**Instruction:** Omit every picture and write out the rest of the records exactly.

Data entries:
= = = =

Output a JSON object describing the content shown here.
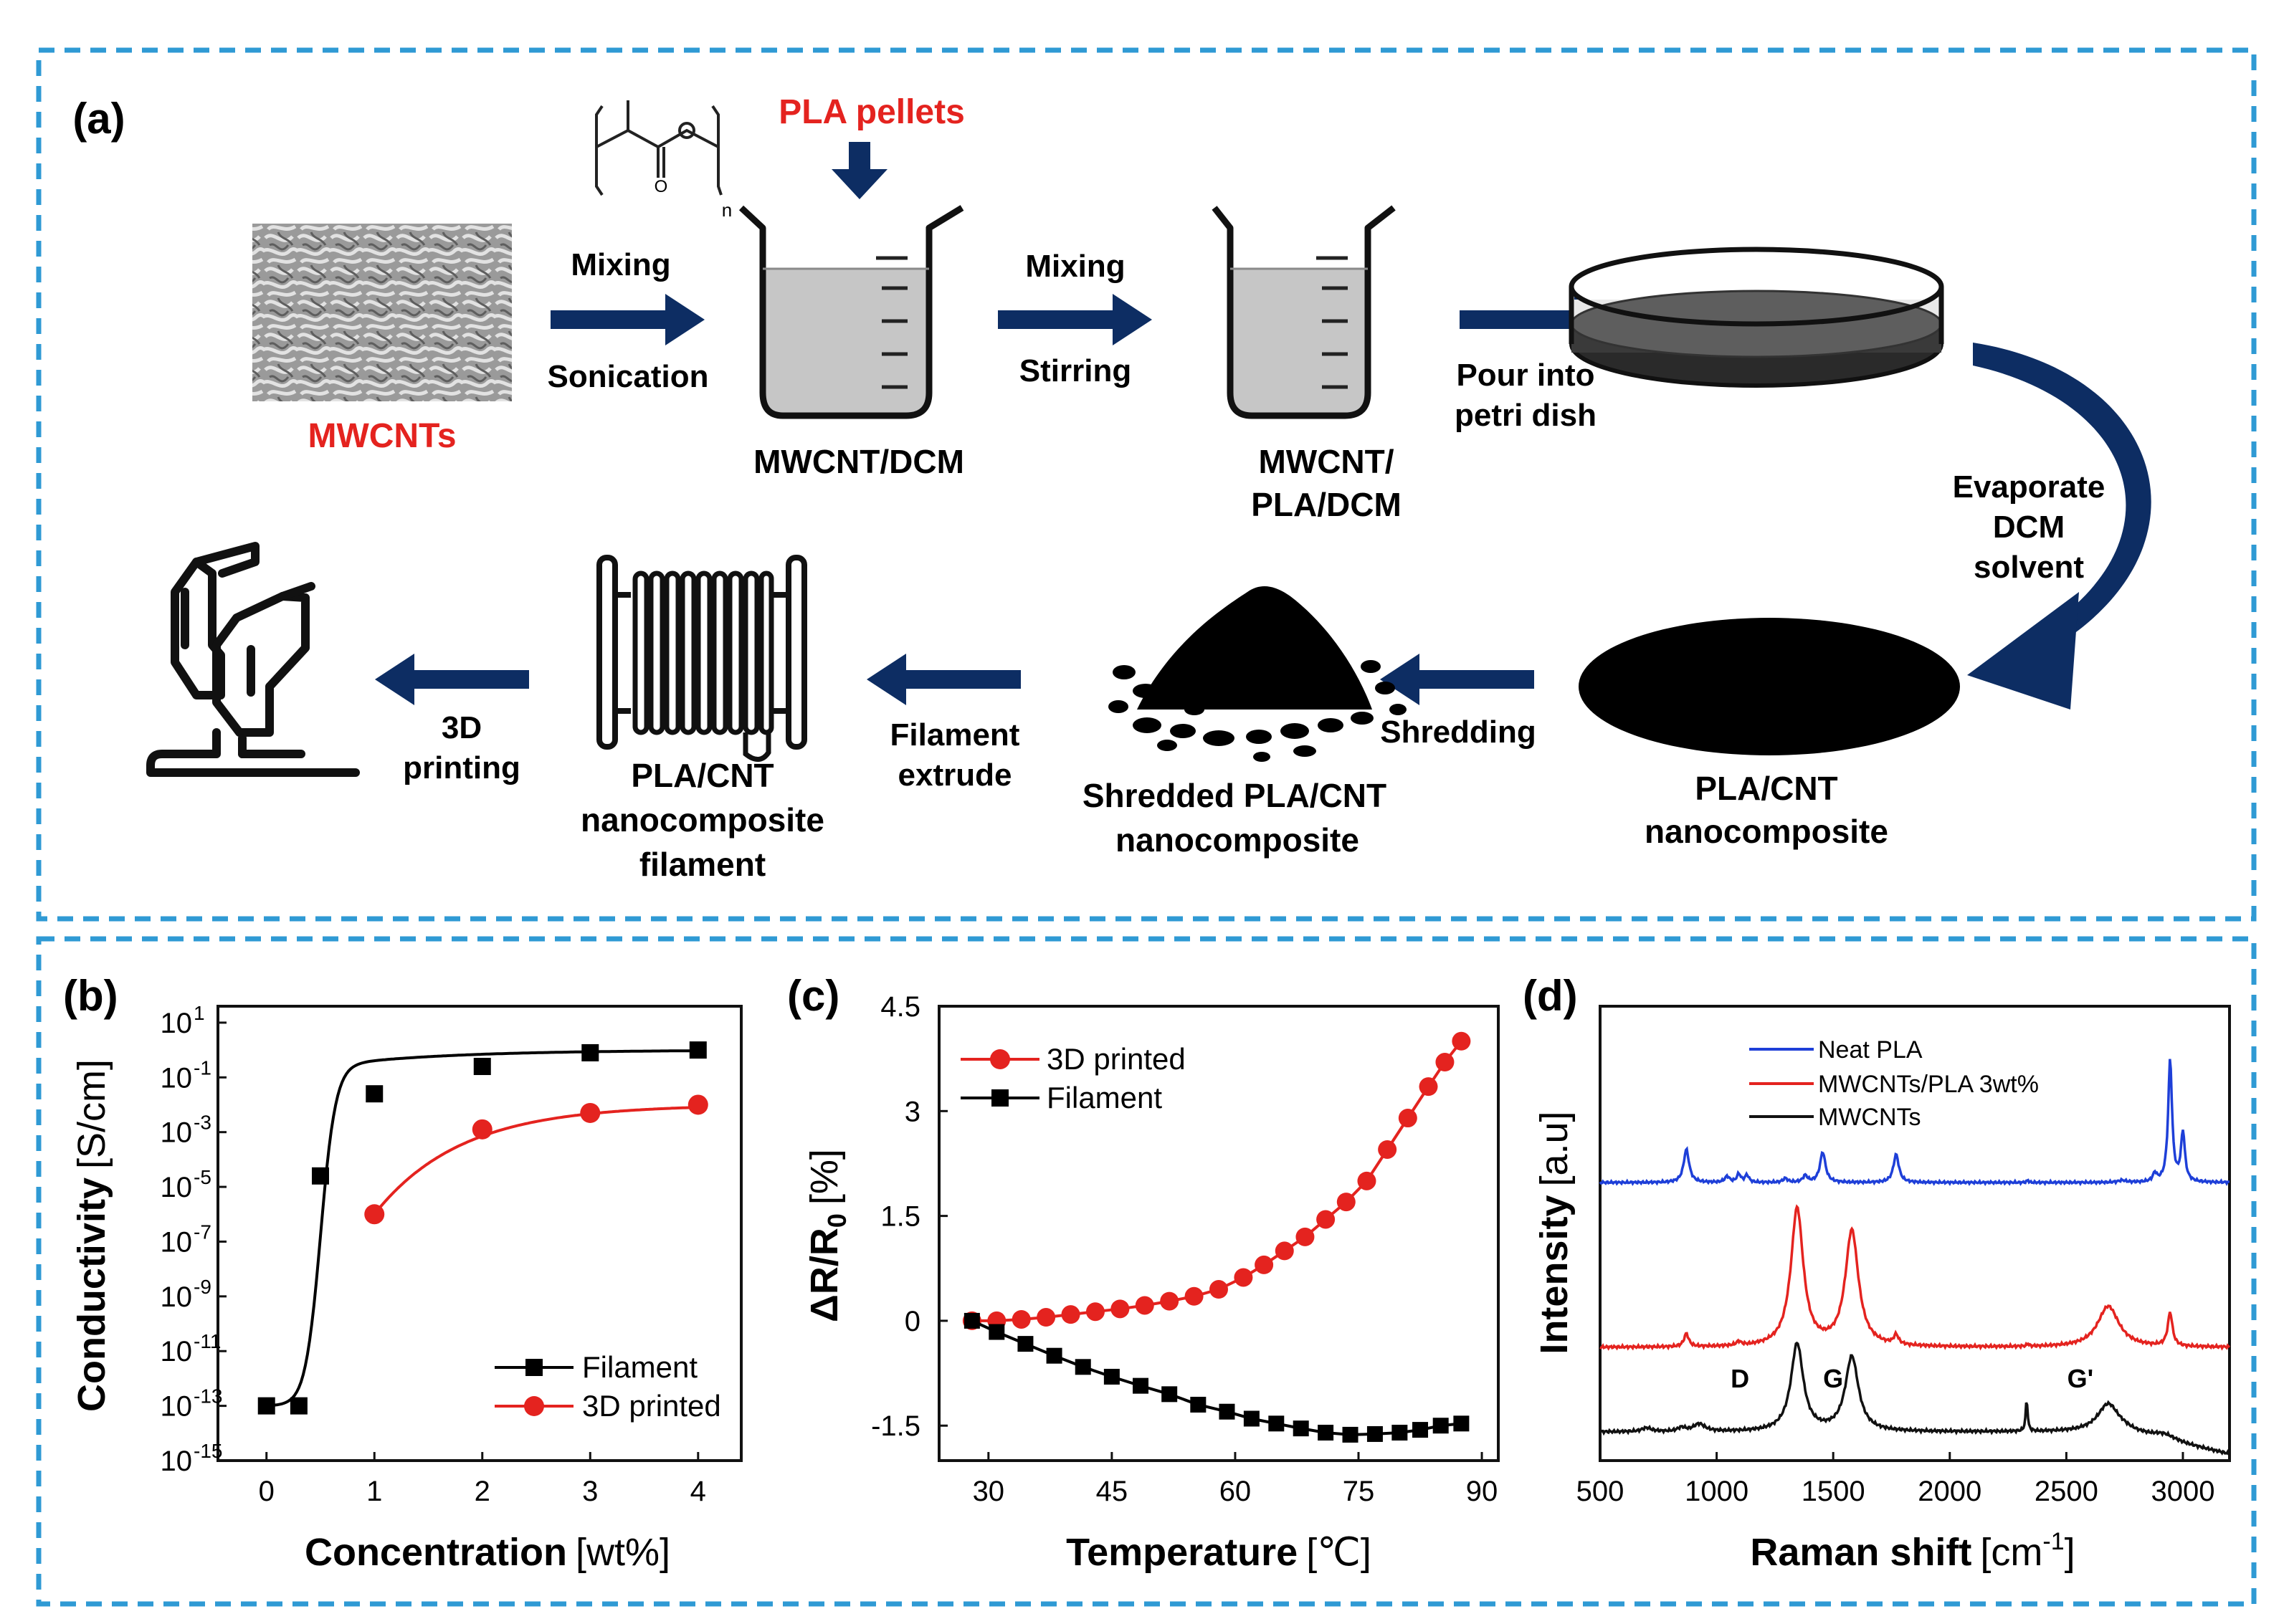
{
  "colors": {
    "arrow": "#0d2d63",
    "frame": "#2f9ad4",
    "red_label": "#e4231f",
    "filament": "#000000",
    "printed": "#e4231f",
    "neat_pla": "#1e3fd8",
    "mwcnt_pla": "#e4231f",
    "mwcnts": "#111111"
  },
  "panel_a": {
    "label": "(a)",
    "pla_pellets": "PLA pellets",
    "pla_structure_n": "n",
    "mwcnts": "MWCNTs",
    "step1_top": "Mixing",
    "step1_bottom": "Sonication",
    "beaker1": "MWCNT/DCM",
    "step2_top": "Mixing",
    "step2_bottom": "Stirring",
    "beaker2_line1": "MWCNT/",
    "beaker2_line2": "PLA/DCM",
    "step3_line1": "Pour into",
    "step3_line2": "petri dish",
    "step4_line1": "Evaporate",
    "step4_line2": "DCM",
    "step4_line3": "solvent",
    "disc_line1": "PLA/CNT",
    "disc_line2": "nanocomposite",
    "step5": "Shredding",
    "shredded_line1": "Shredded PLA/CNT",
    "shredded_line2": "nanocomposite",
    "step6_line1": "Filament",
    "step6_line2": "extrude",
    "filament_line1": "PLA/CNT",
    "filament_line2": "nanocomposite",
    "filament_line3": "filament",
    "step7_line1": "3D",
    "step7_line2": "printing"
  },
  "chart_data": [
    {
      "panel": "(b)",
      "type": "scatter",
      "xlabel": "Concentration",
      "xlabel_unit": "[wt%]",
      "ylabel": "Conductivity",
      "ylabel_unit": "[S/cm]",
      "xlim": [
        -0.45,
        4.4
      ],
      "ylim_log10": [
        -15,
        1.6
      ],
      "x_ticks": [
        "0",
        "1",
        "2",
        "3",
        "4"
      ],
      "y_ticks": [
        {
          "base": "10",
          "exp": "1"
        },
        {
          "base": "10",
          "exp": "-1"
        },
        {
          "base": "10",
          "exp": "-3"
        },
        {
          "base": "10",
          "exp": "-5"
        },
        {
          "base": "10",
          "exp": "-7"
        },
        {
          "base": "10",
          "exp": "-9"
        },
        {
          "base": "10",
          "exp": "-11"
        },
        {
          "base": "10",
          "exp": "-13"
        },
        {
          "base": "10",
          "exp": "-15"
        }
      ],
      "legend_position": "bottom-right",
      "series": [
        {
          "name": "Filament",
          "marker": "square",
          "color": "#000000",
          "x": [
            0,
            0.3,
            0.5,
            1,
            2,
            3,
            4
          ],
          "log10_y": [
            -13,
            -13,
            -4.6,
            -1.6,
            -0.6,
            -0.1,
            0.0
          ]
        },
        {
          "name": "3D printed",
          "marker": "circle",
          "color": "#e4231f",
          "x": [
            1,
            2,
            3,
            4
          ],
          "log10_y": [
            -6,
            -2.9,
            -2.3,
            -2.0
          ]
        }
      ]
    },
    {
      "panel": "(c)",
      "type": "line",
      "xlabel": "Temperature",
      "xlabel_unit": "[℃]",
      "ylabel": "ΔR/R",
      "ylabel_sub": "0",
      "ylabel_unit": "[%]",
      "xlim": [
        24,
        92
      ],
      "ylim": [
        -2,
        4.5
      ],
      "x_ticks": [
        "30",
        "45",
        "60",
        "75",
        "90"
      ],
      "y_ticks": [
        "4.5",
        "3",
        "1.5",
        "0",
        "-1.5"
      ],
      "legend_position": "top-left",
      "series": [
        {
          "name": "3D printed",
          "marker": "circle",
          "color": "#e4231f",
          "x": [
            28,
            31,
            34,
            37,
            40,
            43,
            46,
            49,
            52,
            55,
            58,
            61,
            63.5,
            66,
            68.5,
            71,
            73.5,
            76,
            78.5,
            81,
            83.5,
            85.5,
            87.5
          ],
          "y": [
            0,
            0,
            0.02,
            0.05,
            0.09,
            0.13,
            0.17,
            0.22,
            0.28,
            0.35,
            0.45,
            0.62,
            0.8,
            1.0,
            1.2,
            1.45,
            1.7,
            2.0,
            2.45,
            2.9,
            3.35,
            3.7,
            4.0
          ]
        },
        {
          "name": "Filament",
          "marker": "square",
          "color": "#000000",
          "x": [
            28,
            31,
            34.5,
            38,
            41.5,
            45,
            48.5,
            52,
            55.5,
            59,
            62,
            65,
            68,
            71,
            74,
            77,
            80,
            82.5,
            85,
            87.5
          ],
          "y": [
            0,
            -0.16,
            -0.33,
            -0.5,
            -0.66,
            -0.8,
            -0.93,
            -1.05,
            -1.2,
            -1.3,
            -1.4,
            -1.47,
            -1.54,
            -1.6,
            -1.63,
            -1.62,
            -1.6,
            -1.56,
            -1.5,
            -1.47
          ]
        }
      ]
    },
    {
      "panel": "(d)",
      "type": "line",
      "xlabel": "Raman shift",
      "xlabel_unit": "[cm",
      "xlabel_unit_sup": "-1",
      "xlabel_unit_end": "]",
      "ylabel": "Intensity",
      "ylabel_unit": "[a.u]",
      "xlim": [
        500,
        3200
      ],
      "x_ticks": [
        "500",
        "1000",
        "1500",
        "2000",
        "2500",
        "3000"
      ],
      "peak_labels": [
        {
          "text": "D",
          "x": 1100
        },
        {
          "text": "G",
          "x": 1500
        },
        {
          "text": "G'",
          "x": 2560
        }
      ],
      "legend_position": "top-left",
      "series": [
        {
          "name": "Neat PLA",
          "color": "#1e3fd8",
          "baseline": 0.0,
          "peaks": [
            [
              870,
              1.0,
              14
            ],
            [
              1045,
              0.18,
              12
            ],
            [
              1095,
              0.25,
              10
            ],
            [
              1130,
              0.22,
              10
            ],
            [
              1295,
              0.12,
              12
            ],
            [
              1380,
              0.2,
              12
            ],
            [
              1455,
              0.92,
              14
            ],
            [
              1770,
              0.85,
              14
            ],
            [
              2335,
              0.07,
              5
            ],
            [
              2740,
              0.06,
              20
            ],
            [
              2880,
              0.25,
              10
            ],
            [
              2945,
              3.7,
              10
            ],
            [
              3000,
              1.5,
              10
            ]
          ]
        },
        {
          "name": "MWCNTs/PLA 3wt%",
          "color": "#e4231f",
          "baseline": 0.0,
          "peaks": [
            [
              870,
              0.35,
              12
            ],
            [
              1095,
              0.1,
              12
            ],
            [
              1345,
              3.7,
              32
            ],
            [
              1580,
              3.1,
              34
            ],
            [
              1770,
              0.25,
              12
            ],
            [
              2335,
              0.07,
              5
            ],
            [
              2680,
              1.1,
              55
            ],
            [
              2945,
              0.9,
              12
            ]
          ]
        },
        {
          "name": "MWCNTs",
          "color": "#111111",
          "baseline": 0.0,
          "peaks": [
            [
              700,
              0.1,
              25
            ],
            [
              850,
              0.1,
              20
            ],
            [
              925,
              0.2,
              30
            ],
            [
              1345,
              2.35,
              32
            ],
            [
              1580,
              2.0,
              34
            ],
            [
              2330,
              0.85,
              5
            ],
            [
              2680,
              0.75,
              55
            ],
            [
              2920,
              0.15,
              60
            ]
          ]
        }
      ]
    },
    {
      "panel": "(b-c-d labels)",
      "type": "table",
      "labels": [
        "(b)",
        "(c)",
        "(d)"
      ]
    }
  ]
}
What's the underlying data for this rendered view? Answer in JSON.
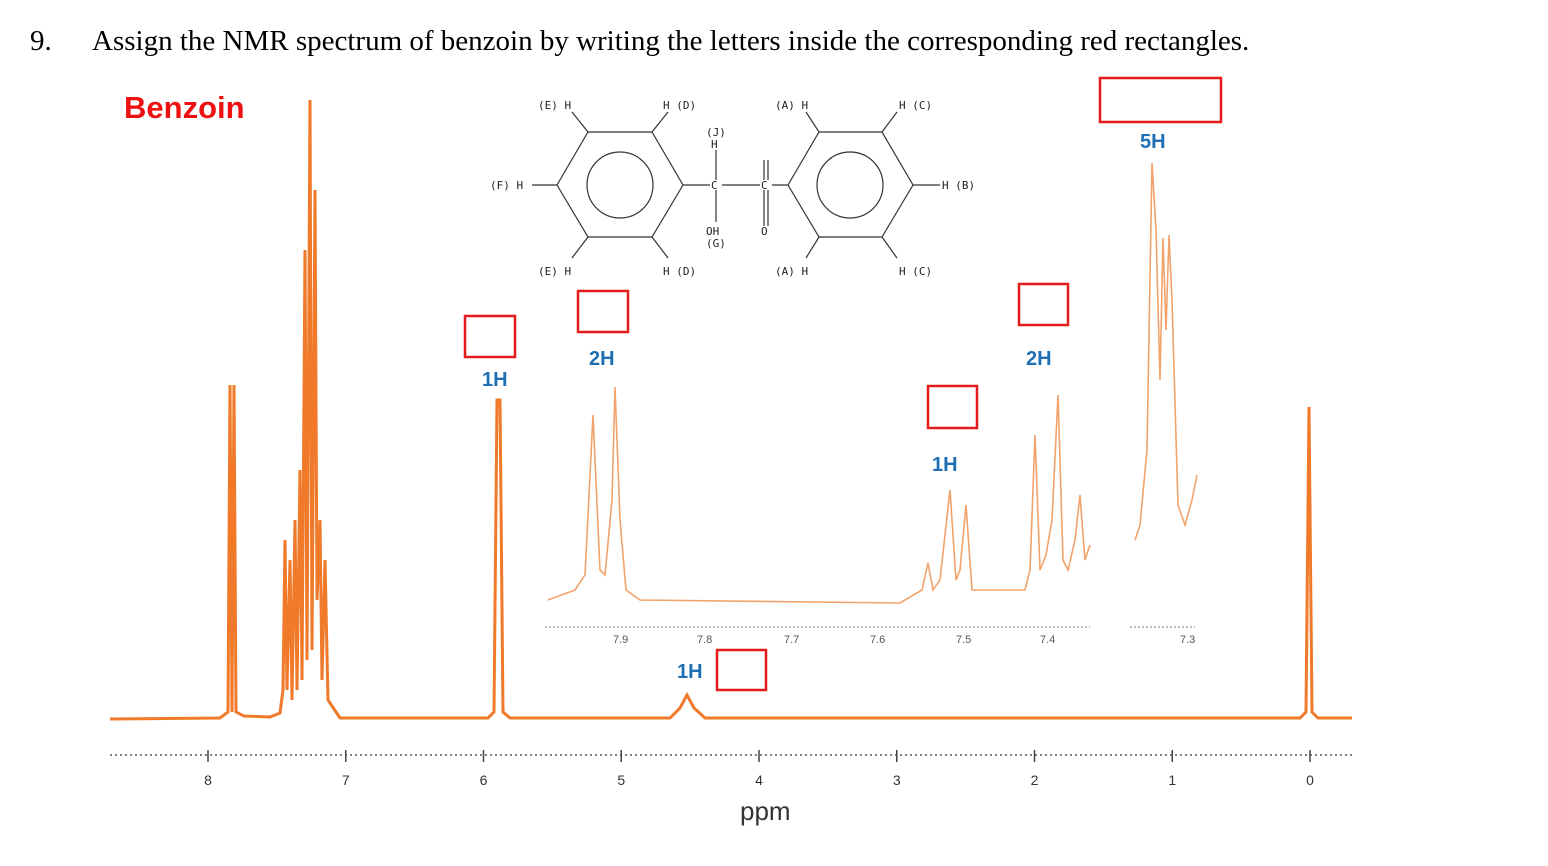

= = = =

**Task result:**
Output a JSON object describing the content shown here.
{
  "colors": {
    "arrow": "#0d2d63",
    "frame": "#2f9ad4",
    "red_label": "#e4231f",
    "filament": "#000000",
    "printed": "#e4231f",
    "neat_pla": "#1e3fd8",
    "mwcnt_pla": "#e4231f",
    "mwcnts": "#111111"
  },
  "panel_a": {
    "label": "(a)",
    "pla_pellets": "PLA pellets",
    "pla_structure_n": "n",
    "mwcnts": "MWCNTs",
    "step1_top": "Mixing",
    "step1_bottom": "Sonication",
    "beaker1": "MWCNT/DCM",
    "step2_top": "Mixing",
    "step2_bottom": "Stirring",
    "beaker2_line1": "MWCNT/",
    "beaker2_line2": "PLA/DCM",
    "step3_line1": "Pour into",
    "step3_line2": "petri dish",
    "step4_line1": "Evaporate",
    "step4_line2": "DCM",
    "step4_line3": "solvent",
    "disc_line1": "PLA/CNT",
    "disc_line2": "nanocomposite",
    "step5": "Shredding",
    "shredded_line1": "Shredded PLA/CNT",
    "shredded_line2": "nanocomposite",
    "step6_line1": "Filament",
    "step6_line2": "extrude",
    "filament_line1": "PLA/CNT",
    "filament_line2": "nanocomposite",
    "filament_line3": "filament",
    "step7_line1": "3D",
    "step7_line2": "printing"
  },
  "chart_data": [
    {
      "panel": "(b)",
      "type": "scatter",
      "xlabel": "Concentration",
      "xlabel_unit": "[wt%]",
      "ylabel": "Conductivity",
      "ylabel_unit": "[S/cm]",
      "xlim": [
        -0.45,
        4.4
      ],
      "ylim_log10": [
        -15,
        1.6
      ],
      "x_ticks": [
        "0",
        "1",
        "2",
        "3",
        "4"
      ],
      "y_ticks": [
        {
          "base": "10",
          "exp": "1"
        },
        {
          "base": "10",
          "exp": "-1"
        },
        {
          "base": "10",
          "exp": "-3"
        },
        {
          "base": "10",
          "exp": "-5"
        },
        {
          "base": "10",
          "exp": "-7"
        },
        {
          "base": "10",
          "exp": "-9"
        },
        {
          "base": "10",
          "exp": "-11"
        },
        {
          "base": "10",
          "exp": "-13"
        },
        {
          "base": "10",
          "exp": "-15"
        }
      ],
      "legend_position": "bottom-right",
      "series": [
        {
          "name": "Filament",
          "marker": "square",
          "color": "#000000",
          "x": [
            0,
            0.3,
            0.5,
            1,
            2,
            3,
            4
          ],
          "log10_y": [
            -13,
            -13,
            -4.6,
            -1.6,
            -0.6,
            -0.1,
            0.0
          ]
        },
        {
          "name": "3D printed",
          "marker": "circle",
          "color": "#e4231f",
          "x": [
            1,
            2,
            3,
            4
          ],
          "log10_y": [
            -6,
            -2.9,
            -2.3,
            -2.0
          ]
        }
      ]
    },
    {
      "panel": "(c)",
      "type": "line",
      "xlabel": "Temperature",
      "xlabel_unit": "[℃]",
      "ylabel": "ΔR/R",
      "ylabel_sub": "0",
      "ylabel_unit": "[%]",
      "xlim": [
        24,
        92
      ],
      "ylim": [
        -2,
        4.5
      ],
      "x_ticks": [
        "30",
        "45",
        "60",
        "75",
        "90"
      ],
      "y_ticks": [
        "4.5",
        "3",
        "1.5",
        "0",
        "-1.5"
      ],
      "legend_position": "top-left",
      "series": [
        {
          "name": "3D printed",
          "marker": "circle",
          "color": "#e4231f",
          "x": [
            28,
            31,
            34,
            37,
            40,
            43,
            46,
            49,
            52,
            55,
            58,
            61,
            63.5,
            66,
            68.5,
            71,
            73.5,
            76,
            78.5,
            81,
            83.5,
            85.5,
            87.5
          ],
          "y": [
            0,
            0,
            0.02,
            0.05,
            0.09,
            0.13,
            0.17,
            0.22,
            0.28,
            0.35,
            0.45,
            0.62,
            0.8,
            1.0,
            1.2,
            1.45,
            1.7,
            2.0,
            2.45,
            2.9,
            3.35,
            3.7,
            4.0
          ]
        },
        {
          "name": "Filament",
          "marker": "square",
          "color": "#000000",
          "x": [
            28,
            31,
            34.5,
            38,
            41.5,
            45,
            48.5,
            52,
            55.5,
            59,
            62,
            65,
            68,
            71,
            74,
            77,
            80,
            82.5,
            85,
            87.5
          ],
          "y": [
            0,
            -0.16,
            -0.33,
            -0.5,
            -0.66,
            -0.8,
            -0.93,
            -1.05,
            -1.2,
            -1.3,
            -1.4,
            -1.47,
            -1.54,
            -1.6,
            -1.63,
            -1.62,
            -1.6,
            -1.56,
            -1.5,
            -1.47
          ]
        }
      ]
    },
    {
      "panel": "(d)",
      "type": "line",
      "xlabel": "Raman shift",
      "xlabel_unit": "[cm",
      "xlabel_unit_sup": "-1",
      "xlabel_unit_end": "]",
      "ylabel": "Intensity",
      "ylabel_unit": "[a.u]",
      "xlim": [
        500,
        3200
      ],
      "x_ticks": [
        "500",
        "1000",
        "1500",
        "2000",
        "2500",
        "3000"
      ],
      "peak_labels": [
        {
          "text": "D",
          "x": 1100
        },
        {
          "text": "G",
          "x": 1500
        },
        {
          "text": "G'",
          "x": 2560
        }
      ],
      "legend_position": "top-left",
      "series": [
        {
          "name": "Neat PLA",
          "color": "#1e3fd8",
          "baseline": 0.0,
          "peaks": [
            [
              870,
              1.0,
              14
            ],
            [
              1045,
              0.18,
              12
            ],
            [
              1095,
              0.25,
              10
            ],
            [
              1130,
              0.22,
              10
            ],
            [
              1295,
              0.12,
              12
            ],
            [
              1380,
              0.2,
              12
            ],
            [
              1455,
              0.92,
              14
            ],
            [
              1770,
              0.85,
              14
            ],
            [
              2335,
              0.07,
              5
            ],
            [
              2740,
              0.06,
              20
            ],
            [
              2880,
              0.25,
              10
            ],
            [
              2945,
              3.7,
              10
            ],
            [
              3000,
              1.5,
              10
            ]
          ]
        },
        {
          "name": "MWCNTs/PLA 3wt%",
          "color": "#e4231f",
          "baseline": 0.0,
          "peaks": [
            [
              870,
              0.35,
              12
            ],
            [
              1095,
              0.1,
              12
            ],
            [
              1345,
              3.7,
              32
            ],
            [
              1580,
              3.1,
              34
            ],
            [
              1770,
              0.25,
              12
            ],
            [
              2335,
              0.07,
              5
            ],
            [
              2680,
              1.1,
              55
            ],
            [
              2945,
              0.9,
              12
            ]
          ]
        },
        {
          "name": "MWCNTs",
          "color": "#111111",
          "baseline": 0.0,
          "peaks": [
            [
              700,
              0.1,
              25
            ],
            [
              850,
              0.1,
              20
            ],
            [
              925,
              0.2,
              30
            ],
            [
              1345,
              2.35,
              32
            ],
            [
              1580,
              2.0,
              34
            ],
            [
              2330,
              0.85,
              5
            ],
            [
              2680,
              0.75,
              55
            ],
            [
              2920,
              0.15,
              60
            ]
          ]
        }
      ]
    },
    {
      "panel": "(b-c-d labels)",
      "type": "table",
      "labels": [
        "(b)",
        "(c)",
        "(d)"
      ]
    }
  ]
}
What's the underlying data for this rendered view? Answer in JSON.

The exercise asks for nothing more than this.